**What to produce:** Copy each line that has the string "xlabel" somewhere in it.

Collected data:
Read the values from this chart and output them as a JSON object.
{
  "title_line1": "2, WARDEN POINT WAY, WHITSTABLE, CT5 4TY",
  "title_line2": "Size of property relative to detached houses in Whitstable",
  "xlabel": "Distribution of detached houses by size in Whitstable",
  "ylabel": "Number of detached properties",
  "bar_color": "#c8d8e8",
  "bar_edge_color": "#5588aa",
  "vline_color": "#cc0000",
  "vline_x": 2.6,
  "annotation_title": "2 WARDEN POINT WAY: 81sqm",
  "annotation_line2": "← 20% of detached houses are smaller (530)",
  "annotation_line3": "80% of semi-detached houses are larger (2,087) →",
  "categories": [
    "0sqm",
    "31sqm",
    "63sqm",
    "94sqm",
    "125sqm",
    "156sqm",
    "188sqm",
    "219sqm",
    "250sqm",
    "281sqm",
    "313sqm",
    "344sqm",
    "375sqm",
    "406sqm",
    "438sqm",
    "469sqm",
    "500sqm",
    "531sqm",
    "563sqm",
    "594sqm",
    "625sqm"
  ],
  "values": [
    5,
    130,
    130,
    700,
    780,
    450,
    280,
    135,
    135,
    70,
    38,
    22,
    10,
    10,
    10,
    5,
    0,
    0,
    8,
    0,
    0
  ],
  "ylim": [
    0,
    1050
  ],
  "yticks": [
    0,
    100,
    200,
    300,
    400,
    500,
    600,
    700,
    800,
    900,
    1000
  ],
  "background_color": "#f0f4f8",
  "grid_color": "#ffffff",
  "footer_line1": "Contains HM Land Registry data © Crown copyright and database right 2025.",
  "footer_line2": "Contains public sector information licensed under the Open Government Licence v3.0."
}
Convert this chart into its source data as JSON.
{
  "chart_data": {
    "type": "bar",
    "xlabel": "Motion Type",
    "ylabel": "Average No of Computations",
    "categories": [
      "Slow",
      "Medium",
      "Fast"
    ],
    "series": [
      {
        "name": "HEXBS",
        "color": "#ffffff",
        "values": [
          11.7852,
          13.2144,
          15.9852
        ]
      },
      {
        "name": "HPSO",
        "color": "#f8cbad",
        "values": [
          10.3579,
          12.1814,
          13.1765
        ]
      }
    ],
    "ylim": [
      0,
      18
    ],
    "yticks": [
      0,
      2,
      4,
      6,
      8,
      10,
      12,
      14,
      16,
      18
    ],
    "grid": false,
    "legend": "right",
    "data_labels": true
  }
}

**The response:**
  "xlabel": "Distribution of detached houses by size in Whitstable",
    "xlabel": "Motion Type",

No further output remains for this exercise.